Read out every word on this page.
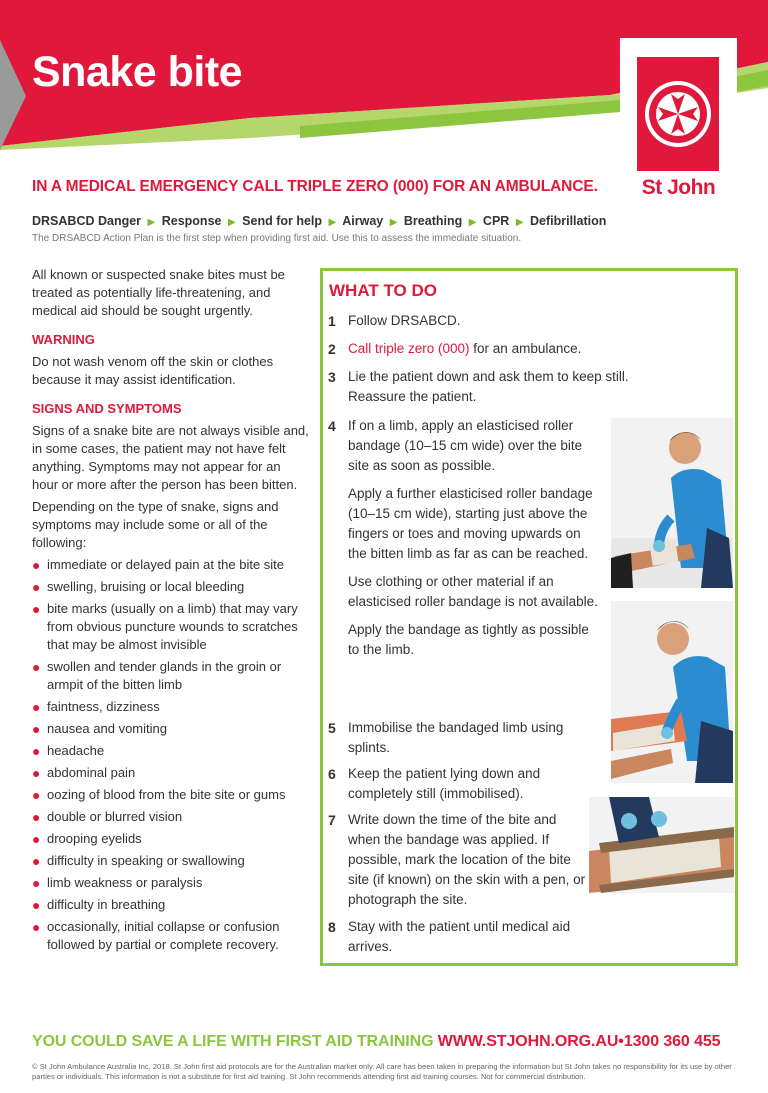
Snake bite
St John
IN A MEDICAL EMERGENCY CALL TRIPLE ZERO (000) FOR AN AMBULANCE.
DRSABCD Danger ▶ Response ▶ Send for help ▶ Airway ▶ Breathing ▶ CPR ▶ Defibrillation
The DRSABCD Action Plan is the first step when providing first aid. Use this to assess the immediate situation.

All known or suspected snake bites must be treated as potentially life-threatening, and medical aid should be sought urgently.

WARNING

Do not wash venom off the skin or clothes because it may assist identification.

SIGNS AND SYMPTOMS

Signs of a snake bite are not always visible and, in some cases, the patient may not have felt anything. Symptoms may not appear for an hour or more after the person has been bitten.

Depending on the type of snake, signs and symptoms may include some or all of the following:

● immediate or delayed pain at the bite site
● swelling, bruising or local bleeding
● bite marks (usually on a limb) that may vary from obvious puncture wounds to scratches that may be almost invisible
● swollen and tender glands in the groin or armpit of the bitten limb
● faintness, dizziness
● nausea and vomiting
● headache
● abdominal pain
● oozing of blood from the bite site or gums
● double or blurred vision
● drooping eyelids
● difficulty in speaking or swallowing
● limb weakness or paralysis
● difficulty in breathing
● occasionally, initial collapse or confusion followed by partial or complete recovery.
WHAT TO DO
1 Follow DRSABCD.
2 Call triple zero (000) for an ambulance.
3 Lie the patient down and ask them to keep still. Reassure the patient.
4 If on a limb, apply an elasticised roller bandage (10–15 cm wide) over the bite site as soon as possible.

Apply a further elasticised roller bandage (10–15 cm wide), starting just above the fingers or toes and moving upwards on the bitten limb as far as can be reached.

Use clothing or other material if an elasticised roller bandage is not available.

Apply the bandage as tightly as possible to the limb.

5 Immobilise the bandaged limb using splints.
6 Keep the patient lying down and completely still (immobilised).
7 Write down the time of the bite and when the bandage was applied. If possible, mark the location of the bite site (if known) on the skin with a pen, or photograph the site.
8 Stay with the patient until medical aid arrives.
YOU COULD SAVE A LIFE WITH FIRST AID TRAINING WWW.STJOHN.ORG.AU•1300 360 455
© St John Ambulance Australia Inc. 2018. St John first aid protocols are for the Australian market only. All care has been taken in preparing the information but St John takes no responsibility for its use by other parties or individuals. This information is not a substitute for first aid training. St John recommends attending first aid training courses. Not for commercial distribution.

■ AIM
Do not include the images; transcribe the rest of the listing exactly.

■ EXERCISE RESPONSE
Read out every word on this page.
Snake bite
St John
IN A MEDICAL EMERGENCY CALL TRIPLE ZERO (000) FOR AN AMBULANCE.
DRSABCD Danger ▶ Response ▶ Send for help ▶ Airway ▶ Breathing ▶ CPR ▶ Defibrillation
The DRSABCD Action Plan is the first step when providing first aid. Use this to assess the immediate situation.

All known or suspected snake bites must be treated as potentially life-threatening, and medical aid should be sought urgently.

WARNING

Do not wash venom off the skin or clothes because it may assist identification.

SIGNS AND SYMPTOMS

Signs of a snake bite are not always visible and, in some cases, the patient may not have felt anything. Symptoms may not appear for an hour or more after the person has been bitten.

Depending on the type of snake, signs and symptoms may include some or all of the following:

● immediate or delayed pain at the bite site
● swelling, bruising or local bleeding
● bite marks (usually on a limb) that may vary from obvious puncture wounds to scratches that may be almost invisible
● swollen and tender glands in the groin or armpit of the bitten limb
● faintness, dizziness
● nausea and vomiting
● headache
● abdominal pain
● oozing of blood from the bite site or gums
● double or blurred vision
● drooping eyelids
● difficulty in speaking or swallowing
● limb weakness or paralysis
● difficulty in breathing
● occasionally, initial collapse or confusion followed by partial or complete recovery.
WHAT TO DO
1 Follow DRSABCD.
2 Call triple zero (000) for an ambulance.
3 Lie the patient down and ask them to keep still. Reassure the patient.
4 If on a limb, apply an elasticised roller bandage (10–15 cm wide) over the bite site as soon as possible.

Apply a further elasticised roller bandage (10–15 cm wide), starting just above the fingers or toes and moving upwards on the bitten limb as far as can be reached.

Use clothing or other material if an elasticised roller bandage is not available.

Apply the bandage as tightly as possible to the limb.

5 Immobilise the bandaged limb using splints.
6 Keep the patient lying down and completely still (immobilised).
7 Write down the time of the bite and when the bandage was applied. If possible, mark the location of the bite site (if known) on the skin with a pen, or photograph the site.
8 Stay with the patient until medical aid arrives.
YOU COULD SAVE A LIFE WITH FIRST AID TRAINING WWW.STJOHN.ORG.AU•1300 360 455
© St John Ambulance Australia Inc. 2018. St John first aid protocols are for the Australian market only. All care has been taken in preparing the information but St John takes no responsibility for its use by other parties or individuals. This information is not a substitute for first aid training. St John recommends attending first aid training courses. Not for commercial distribution.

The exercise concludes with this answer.